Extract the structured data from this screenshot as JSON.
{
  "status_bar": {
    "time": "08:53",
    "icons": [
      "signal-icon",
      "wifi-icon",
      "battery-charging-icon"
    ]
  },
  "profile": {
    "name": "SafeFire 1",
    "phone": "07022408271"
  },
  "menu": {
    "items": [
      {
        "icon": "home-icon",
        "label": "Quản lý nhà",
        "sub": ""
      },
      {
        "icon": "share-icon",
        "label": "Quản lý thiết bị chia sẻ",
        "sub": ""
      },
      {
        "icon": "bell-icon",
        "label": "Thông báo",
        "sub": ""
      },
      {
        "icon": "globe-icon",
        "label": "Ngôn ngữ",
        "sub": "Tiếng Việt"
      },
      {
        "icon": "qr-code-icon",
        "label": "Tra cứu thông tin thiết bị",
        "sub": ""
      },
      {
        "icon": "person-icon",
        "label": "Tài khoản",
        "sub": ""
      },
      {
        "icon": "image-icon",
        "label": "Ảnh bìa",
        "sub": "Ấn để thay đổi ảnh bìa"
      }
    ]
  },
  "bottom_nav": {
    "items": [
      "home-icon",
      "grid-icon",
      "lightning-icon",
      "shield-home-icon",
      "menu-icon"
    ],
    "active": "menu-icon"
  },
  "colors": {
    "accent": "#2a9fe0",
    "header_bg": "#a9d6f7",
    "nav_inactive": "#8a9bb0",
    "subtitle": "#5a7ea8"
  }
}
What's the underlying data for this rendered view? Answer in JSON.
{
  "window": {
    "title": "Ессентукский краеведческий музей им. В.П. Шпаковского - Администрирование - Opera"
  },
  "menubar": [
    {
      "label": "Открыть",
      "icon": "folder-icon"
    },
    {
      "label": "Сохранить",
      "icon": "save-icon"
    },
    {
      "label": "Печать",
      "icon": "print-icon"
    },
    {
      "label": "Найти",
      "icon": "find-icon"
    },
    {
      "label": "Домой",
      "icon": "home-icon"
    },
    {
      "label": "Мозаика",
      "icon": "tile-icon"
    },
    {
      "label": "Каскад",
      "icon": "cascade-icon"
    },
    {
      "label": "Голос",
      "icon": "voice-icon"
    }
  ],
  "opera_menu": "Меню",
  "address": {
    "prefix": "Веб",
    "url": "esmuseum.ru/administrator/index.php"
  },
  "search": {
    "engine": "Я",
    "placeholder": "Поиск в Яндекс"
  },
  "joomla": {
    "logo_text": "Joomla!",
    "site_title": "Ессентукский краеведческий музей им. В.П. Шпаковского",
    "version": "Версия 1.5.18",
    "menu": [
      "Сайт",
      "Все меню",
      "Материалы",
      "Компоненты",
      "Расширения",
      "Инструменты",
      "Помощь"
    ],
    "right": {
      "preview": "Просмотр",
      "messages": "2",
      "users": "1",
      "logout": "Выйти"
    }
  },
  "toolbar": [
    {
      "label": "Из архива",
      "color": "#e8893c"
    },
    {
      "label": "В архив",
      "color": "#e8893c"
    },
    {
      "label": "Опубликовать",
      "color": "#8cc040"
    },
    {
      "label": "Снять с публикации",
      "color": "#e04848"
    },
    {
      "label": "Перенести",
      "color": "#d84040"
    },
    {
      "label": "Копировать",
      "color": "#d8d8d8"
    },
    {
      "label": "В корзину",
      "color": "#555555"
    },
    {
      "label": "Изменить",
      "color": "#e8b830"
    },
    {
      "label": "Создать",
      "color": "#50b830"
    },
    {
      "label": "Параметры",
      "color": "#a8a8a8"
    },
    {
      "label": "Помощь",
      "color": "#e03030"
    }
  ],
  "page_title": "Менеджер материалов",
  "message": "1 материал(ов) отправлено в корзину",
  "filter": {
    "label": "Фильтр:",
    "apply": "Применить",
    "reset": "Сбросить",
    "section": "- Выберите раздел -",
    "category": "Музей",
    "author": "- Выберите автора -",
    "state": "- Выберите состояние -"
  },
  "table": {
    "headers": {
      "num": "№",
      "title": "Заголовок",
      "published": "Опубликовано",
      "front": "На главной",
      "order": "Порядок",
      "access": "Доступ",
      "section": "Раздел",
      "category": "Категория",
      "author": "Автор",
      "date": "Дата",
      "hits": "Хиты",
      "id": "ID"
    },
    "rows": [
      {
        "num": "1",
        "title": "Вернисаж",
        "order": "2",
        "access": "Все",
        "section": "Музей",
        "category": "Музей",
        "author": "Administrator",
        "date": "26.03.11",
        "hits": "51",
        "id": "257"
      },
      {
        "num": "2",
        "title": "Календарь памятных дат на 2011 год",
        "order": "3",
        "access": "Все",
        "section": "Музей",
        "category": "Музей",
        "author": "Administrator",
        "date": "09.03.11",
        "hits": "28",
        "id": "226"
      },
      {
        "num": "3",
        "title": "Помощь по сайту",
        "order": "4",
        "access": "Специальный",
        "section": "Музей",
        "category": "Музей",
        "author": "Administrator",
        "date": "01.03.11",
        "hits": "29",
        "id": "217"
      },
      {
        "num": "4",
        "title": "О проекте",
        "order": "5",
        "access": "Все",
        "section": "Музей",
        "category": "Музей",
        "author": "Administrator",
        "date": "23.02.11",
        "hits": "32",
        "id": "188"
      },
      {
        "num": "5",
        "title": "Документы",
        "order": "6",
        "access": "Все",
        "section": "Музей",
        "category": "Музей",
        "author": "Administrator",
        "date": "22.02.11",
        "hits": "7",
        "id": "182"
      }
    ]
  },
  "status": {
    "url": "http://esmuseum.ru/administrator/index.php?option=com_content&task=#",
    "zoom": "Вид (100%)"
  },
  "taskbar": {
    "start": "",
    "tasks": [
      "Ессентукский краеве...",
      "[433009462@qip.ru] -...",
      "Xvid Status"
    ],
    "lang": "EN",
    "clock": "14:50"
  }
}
***
▸ INSTRUCTIONS TO FOLLOW
How many of the lines above include the word "Quản"? Respond with the number alone.

▸ TASK SOLUTION
2